Locate each line containing the string "Diagram" and copy it out.

INPUT
◆ ◆ ◆ ◆ ◆ ◆ ◆
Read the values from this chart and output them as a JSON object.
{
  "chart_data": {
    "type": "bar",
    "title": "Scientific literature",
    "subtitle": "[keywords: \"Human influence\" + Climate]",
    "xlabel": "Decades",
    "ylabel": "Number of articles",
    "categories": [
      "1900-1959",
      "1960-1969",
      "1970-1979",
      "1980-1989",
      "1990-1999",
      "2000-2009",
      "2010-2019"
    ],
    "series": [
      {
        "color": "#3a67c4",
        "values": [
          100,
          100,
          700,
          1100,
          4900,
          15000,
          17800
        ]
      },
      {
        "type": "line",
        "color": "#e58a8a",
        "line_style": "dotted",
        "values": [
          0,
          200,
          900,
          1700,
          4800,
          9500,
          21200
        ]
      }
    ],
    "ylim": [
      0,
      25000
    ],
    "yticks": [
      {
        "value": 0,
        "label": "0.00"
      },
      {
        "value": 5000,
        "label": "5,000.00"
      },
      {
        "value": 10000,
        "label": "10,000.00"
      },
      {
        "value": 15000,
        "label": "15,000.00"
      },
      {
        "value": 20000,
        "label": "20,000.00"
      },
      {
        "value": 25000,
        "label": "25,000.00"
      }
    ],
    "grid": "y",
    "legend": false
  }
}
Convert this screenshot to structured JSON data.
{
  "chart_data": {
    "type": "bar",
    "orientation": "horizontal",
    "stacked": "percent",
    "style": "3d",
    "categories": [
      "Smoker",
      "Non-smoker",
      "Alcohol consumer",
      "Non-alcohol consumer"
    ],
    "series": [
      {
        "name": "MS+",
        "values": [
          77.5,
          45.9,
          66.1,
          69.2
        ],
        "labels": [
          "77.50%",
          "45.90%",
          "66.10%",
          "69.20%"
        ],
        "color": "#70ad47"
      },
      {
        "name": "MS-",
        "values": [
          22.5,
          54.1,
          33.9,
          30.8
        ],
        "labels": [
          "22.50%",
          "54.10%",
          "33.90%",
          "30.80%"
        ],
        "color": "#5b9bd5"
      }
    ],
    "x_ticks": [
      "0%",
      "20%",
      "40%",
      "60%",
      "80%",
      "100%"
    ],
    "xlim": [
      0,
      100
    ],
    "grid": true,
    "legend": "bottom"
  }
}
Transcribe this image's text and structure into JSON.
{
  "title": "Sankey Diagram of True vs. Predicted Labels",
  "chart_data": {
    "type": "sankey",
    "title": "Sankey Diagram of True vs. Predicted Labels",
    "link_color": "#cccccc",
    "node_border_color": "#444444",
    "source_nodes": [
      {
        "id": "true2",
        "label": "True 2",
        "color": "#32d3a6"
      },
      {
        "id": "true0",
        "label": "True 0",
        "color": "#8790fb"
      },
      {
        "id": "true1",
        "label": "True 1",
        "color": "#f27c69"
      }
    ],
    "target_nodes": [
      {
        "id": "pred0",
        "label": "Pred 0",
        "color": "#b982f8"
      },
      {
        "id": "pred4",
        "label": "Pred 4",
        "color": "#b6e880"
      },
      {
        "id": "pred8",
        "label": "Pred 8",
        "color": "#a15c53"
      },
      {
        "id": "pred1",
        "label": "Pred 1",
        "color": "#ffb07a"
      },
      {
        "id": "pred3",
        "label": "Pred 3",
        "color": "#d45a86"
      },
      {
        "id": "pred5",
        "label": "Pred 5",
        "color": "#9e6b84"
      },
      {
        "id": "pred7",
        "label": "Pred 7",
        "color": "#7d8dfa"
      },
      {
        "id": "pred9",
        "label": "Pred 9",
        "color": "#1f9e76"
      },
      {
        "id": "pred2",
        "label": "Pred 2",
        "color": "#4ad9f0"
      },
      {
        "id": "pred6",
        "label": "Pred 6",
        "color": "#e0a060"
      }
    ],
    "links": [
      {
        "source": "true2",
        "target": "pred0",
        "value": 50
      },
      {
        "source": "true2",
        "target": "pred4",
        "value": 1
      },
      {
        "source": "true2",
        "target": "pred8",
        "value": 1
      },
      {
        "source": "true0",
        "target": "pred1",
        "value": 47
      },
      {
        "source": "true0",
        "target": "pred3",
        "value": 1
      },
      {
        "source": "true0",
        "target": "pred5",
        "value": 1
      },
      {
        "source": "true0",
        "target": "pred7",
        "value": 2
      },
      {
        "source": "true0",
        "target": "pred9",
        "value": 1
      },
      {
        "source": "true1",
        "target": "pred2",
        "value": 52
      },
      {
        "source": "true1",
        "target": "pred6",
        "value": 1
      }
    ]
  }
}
◆ ◆ ◆ ◆ ◆ ◆ ◆
SOLUTION TO THIS TASK
  "title": "Sankey Diagram of True vs. Predicted Labels",
    "title": "Sankey Diagram of True vs. Predicted Labels",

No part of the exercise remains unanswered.